## EXTRACTED TEXT
BEGIN

Home » Childcare before school breakfast clubs in Rhondda Cynon Taf could cost £1
Education Politics Rhondda Cynon Taf South Wales

Childcare before school breakfast clubs in Rhondda Cynon Taf could cost £1

PARENTS could soon have to pay £1 a day to access childcare provided alongside school breakfast clubs in Rhondda Cynon Taf despite hundreds of people opposing it.

The council’s decision-making cabinet will consider approving the change on Wednesday, January 24 which would see breakfast clubs continue to be free.

There would be a charge of £1 a day or £60 per term (£180 a year), for the additional childcare element, which is available before the start of free breakfast clubs and would come in at the start of the spring term 2024 or as soon as possible after.

Children eligible for free school meals would be exempt from any charge and parents and carers would only pay for the first two children of primary age, living in the same household and using the service.

There were 1,351 responses to the consultation online survey and there were 10 emails and letters received by the council.

In total, 985 of those who responded (73%) disagreed with the proposal to introduce a charge for the additional childcare element of breakfast club with 254 agreeing (19%) and 106 saying they didn’t know (8%).

The council report said there was a general disagreement with the proposal due to reasons such as financial strain, impact on working parents, concerns about implementation and mixed opinions on service use.

Some emphasised the importance of free meals for children, expressing worries that introducing charges may hinder access to nutritious breakfasts.

For those who agreed with the proposal, there was a willingness to pay for the childcare element, understanding the need for financial contributions, especially if it would help maintain the service.

END

## EXERCISE
From the breakfast club article, extract word for word the passage that begins with the words containing "In total, 985 of" and ends with "didn’t know (8%).". The items play no part in the work on this article.

## Data entries

BEGIN

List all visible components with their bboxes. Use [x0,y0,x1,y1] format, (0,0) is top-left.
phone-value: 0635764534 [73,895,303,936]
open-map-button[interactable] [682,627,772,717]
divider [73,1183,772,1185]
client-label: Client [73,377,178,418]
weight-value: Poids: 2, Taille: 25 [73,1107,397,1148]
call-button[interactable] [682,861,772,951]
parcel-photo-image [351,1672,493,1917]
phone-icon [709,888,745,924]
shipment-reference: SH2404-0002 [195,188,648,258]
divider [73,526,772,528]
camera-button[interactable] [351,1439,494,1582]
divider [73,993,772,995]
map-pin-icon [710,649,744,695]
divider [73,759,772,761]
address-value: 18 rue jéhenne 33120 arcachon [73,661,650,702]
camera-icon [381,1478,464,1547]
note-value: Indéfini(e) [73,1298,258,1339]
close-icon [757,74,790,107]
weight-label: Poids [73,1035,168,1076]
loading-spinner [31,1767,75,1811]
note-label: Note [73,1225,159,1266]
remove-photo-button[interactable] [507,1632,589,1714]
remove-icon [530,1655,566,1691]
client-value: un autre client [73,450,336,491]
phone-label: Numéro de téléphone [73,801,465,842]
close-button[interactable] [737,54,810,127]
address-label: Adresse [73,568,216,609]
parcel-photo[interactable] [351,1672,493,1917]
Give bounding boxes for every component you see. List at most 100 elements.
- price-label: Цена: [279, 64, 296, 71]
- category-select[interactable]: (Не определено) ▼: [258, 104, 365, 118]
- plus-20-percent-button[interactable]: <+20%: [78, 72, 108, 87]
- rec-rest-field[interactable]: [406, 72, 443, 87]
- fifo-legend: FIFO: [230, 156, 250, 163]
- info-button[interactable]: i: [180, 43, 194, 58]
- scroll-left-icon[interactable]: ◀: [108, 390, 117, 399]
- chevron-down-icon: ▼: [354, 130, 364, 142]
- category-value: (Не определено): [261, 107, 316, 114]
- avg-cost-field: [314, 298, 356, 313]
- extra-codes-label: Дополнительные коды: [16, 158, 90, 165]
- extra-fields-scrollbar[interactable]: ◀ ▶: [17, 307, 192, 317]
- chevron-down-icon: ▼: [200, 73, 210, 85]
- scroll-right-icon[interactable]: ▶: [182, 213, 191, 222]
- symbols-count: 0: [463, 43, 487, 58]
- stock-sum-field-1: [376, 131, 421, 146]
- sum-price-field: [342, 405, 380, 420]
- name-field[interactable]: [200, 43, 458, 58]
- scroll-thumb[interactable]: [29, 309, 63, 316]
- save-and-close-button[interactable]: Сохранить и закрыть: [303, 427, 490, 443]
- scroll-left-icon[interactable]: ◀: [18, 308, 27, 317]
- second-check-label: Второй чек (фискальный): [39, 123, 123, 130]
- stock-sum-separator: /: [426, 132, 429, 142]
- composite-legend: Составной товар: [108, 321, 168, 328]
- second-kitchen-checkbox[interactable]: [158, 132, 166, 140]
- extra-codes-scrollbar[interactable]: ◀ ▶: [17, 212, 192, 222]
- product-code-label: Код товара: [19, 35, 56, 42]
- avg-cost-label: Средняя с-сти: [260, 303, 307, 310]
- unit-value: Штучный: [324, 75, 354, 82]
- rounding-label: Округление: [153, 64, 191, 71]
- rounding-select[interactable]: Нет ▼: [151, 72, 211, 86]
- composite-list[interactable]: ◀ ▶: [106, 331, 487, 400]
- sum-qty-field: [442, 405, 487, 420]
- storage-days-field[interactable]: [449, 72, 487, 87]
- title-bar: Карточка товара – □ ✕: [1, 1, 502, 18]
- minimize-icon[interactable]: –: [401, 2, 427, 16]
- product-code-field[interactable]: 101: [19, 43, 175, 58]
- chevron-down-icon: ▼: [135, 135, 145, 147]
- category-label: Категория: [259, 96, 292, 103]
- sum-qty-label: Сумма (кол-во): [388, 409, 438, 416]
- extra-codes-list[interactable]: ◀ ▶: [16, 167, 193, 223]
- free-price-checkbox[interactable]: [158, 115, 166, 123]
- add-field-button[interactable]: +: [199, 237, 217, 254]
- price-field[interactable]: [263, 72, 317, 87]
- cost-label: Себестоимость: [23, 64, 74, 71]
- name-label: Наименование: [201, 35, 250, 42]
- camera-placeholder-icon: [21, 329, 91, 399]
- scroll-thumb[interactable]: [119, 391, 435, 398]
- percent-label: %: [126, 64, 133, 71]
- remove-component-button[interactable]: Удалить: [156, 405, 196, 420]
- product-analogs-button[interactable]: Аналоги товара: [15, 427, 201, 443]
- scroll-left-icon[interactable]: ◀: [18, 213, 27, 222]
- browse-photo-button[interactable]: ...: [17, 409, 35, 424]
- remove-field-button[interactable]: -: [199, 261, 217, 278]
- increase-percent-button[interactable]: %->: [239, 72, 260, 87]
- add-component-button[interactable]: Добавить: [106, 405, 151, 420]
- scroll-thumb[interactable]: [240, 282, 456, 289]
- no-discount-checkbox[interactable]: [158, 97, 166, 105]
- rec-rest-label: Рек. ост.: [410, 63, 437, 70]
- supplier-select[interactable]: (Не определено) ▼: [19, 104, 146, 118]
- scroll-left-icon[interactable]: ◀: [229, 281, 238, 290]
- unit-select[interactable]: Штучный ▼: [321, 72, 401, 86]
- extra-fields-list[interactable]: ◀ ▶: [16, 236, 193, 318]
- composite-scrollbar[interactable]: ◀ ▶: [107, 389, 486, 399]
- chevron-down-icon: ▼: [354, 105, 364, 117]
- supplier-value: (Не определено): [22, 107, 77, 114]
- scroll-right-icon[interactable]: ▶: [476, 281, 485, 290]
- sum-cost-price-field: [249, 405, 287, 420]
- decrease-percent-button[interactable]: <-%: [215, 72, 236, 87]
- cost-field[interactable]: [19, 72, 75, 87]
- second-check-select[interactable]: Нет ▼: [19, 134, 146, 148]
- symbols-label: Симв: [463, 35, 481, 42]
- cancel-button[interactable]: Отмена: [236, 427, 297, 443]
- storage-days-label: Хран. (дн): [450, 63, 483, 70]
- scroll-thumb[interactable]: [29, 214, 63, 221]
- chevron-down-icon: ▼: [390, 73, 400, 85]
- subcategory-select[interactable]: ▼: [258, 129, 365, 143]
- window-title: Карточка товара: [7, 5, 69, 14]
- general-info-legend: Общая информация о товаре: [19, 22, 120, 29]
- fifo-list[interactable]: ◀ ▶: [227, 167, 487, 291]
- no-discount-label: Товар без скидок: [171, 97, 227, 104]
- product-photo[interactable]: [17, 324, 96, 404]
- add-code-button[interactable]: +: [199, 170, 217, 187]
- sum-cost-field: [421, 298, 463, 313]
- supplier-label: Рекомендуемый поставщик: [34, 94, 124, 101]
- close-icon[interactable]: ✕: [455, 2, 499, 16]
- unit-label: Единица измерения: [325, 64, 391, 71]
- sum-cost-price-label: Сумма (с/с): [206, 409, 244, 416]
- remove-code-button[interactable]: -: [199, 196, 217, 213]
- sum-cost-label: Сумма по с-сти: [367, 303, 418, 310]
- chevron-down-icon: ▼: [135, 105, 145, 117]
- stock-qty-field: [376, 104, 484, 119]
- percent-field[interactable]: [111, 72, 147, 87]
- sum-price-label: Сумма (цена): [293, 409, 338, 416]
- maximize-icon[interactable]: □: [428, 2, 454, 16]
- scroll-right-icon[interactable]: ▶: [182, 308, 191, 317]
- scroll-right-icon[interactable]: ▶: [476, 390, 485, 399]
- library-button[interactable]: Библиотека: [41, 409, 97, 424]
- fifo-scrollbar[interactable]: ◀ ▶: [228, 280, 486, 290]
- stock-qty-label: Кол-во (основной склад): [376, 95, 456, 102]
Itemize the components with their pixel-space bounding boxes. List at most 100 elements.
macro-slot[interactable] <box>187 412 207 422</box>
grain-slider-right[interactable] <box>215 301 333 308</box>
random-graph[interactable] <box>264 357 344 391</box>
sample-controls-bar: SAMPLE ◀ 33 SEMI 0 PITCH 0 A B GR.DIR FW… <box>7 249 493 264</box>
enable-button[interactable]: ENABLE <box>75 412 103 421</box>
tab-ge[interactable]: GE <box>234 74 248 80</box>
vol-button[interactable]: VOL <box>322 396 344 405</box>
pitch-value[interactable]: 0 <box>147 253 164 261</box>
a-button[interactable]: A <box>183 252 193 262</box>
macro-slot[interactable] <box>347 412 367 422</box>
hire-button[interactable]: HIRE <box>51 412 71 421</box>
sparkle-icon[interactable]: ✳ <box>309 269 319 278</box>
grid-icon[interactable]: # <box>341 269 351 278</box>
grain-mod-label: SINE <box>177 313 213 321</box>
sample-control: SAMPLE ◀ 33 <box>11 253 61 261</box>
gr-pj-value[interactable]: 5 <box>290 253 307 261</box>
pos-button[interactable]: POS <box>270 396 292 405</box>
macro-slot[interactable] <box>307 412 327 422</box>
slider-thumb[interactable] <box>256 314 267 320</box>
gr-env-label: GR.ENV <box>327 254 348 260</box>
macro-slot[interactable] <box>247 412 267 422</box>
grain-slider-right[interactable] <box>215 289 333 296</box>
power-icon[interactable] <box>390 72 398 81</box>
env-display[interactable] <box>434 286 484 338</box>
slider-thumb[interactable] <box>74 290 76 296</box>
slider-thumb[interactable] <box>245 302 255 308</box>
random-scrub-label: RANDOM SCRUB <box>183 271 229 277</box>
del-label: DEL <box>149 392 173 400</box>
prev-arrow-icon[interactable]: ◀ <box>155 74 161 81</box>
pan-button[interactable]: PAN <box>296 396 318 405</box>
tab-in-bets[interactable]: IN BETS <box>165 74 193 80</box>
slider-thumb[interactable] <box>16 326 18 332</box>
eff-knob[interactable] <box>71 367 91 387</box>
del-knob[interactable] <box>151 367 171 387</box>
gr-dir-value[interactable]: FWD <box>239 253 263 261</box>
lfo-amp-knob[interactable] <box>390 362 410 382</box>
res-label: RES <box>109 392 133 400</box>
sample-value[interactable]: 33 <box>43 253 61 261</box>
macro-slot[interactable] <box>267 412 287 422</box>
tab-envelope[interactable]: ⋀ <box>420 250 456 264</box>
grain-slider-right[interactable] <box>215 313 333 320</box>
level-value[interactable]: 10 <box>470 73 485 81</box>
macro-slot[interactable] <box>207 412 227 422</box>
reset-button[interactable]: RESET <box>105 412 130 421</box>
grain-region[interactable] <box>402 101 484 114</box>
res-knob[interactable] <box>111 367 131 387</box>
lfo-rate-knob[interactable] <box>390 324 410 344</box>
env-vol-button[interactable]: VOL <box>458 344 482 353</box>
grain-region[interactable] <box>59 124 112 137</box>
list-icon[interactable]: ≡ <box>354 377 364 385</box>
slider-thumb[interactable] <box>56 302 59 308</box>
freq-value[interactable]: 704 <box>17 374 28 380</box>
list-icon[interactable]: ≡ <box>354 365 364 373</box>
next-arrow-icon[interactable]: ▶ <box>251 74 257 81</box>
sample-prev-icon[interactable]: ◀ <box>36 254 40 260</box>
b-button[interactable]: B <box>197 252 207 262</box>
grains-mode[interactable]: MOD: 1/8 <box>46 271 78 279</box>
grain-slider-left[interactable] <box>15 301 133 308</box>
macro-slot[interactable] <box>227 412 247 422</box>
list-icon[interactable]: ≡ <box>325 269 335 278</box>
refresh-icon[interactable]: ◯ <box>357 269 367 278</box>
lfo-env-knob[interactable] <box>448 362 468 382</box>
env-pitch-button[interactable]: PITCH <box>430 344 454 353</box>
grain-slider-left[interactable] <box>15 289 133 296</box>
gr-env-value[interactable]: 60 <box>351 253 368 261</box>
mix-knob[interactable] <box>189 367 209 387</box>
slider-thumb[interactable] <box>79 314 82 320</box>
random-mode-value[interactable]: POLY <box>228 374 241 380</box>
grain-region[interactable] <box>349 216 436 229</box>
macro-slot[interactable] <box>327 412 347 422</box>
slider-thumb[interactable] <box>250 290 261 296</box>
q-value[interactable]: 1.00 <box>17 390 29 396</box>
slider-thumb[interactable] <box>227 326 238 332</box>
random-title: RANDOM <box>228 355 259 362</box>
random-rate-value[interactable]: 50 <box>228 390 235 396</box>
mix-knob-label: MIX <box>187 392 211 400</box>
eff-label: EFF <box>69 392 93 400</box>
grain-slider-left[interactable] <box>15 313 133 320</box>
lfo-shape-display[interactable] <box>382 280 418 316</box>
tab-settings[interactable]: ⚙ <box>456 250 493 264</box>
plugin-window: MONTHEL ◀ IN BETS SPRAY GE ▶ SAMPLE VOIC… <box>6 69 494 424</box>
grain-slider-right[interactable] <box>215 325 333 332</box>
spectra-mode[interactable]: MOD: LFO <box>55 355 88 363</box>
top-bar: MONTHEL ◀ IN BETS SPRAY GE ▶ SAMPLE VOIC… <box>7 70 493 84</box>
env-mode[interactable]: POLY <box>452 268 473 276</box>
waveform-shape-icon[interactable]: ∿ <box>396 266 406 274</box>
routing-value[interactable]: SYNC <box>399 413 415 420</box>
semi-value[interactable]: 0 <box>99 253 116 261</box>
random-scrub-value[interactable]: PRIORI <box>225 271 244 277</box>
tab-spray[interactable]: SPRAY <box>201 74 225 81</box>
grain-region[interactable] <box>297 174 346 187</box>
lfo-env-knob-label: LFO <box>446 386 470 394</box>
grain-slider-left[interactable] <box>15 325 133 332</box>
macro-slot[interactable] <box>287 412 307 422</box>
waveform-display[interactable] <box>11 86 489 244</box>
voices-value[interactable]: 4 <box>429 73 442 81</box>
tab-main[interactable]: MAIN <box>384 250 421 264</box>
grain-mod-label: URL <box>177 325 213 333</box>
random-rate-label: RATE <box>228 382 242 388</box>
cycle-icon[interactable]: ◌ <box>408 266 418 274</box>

END

## THE COMPLETED TASK
In total, 985 of those who responded (73%) disagreed with the proposal to introduce a charge for the additional childcare element of breakfast club with 254 agreeing (19%) and 106 saying they didn’t know (8%).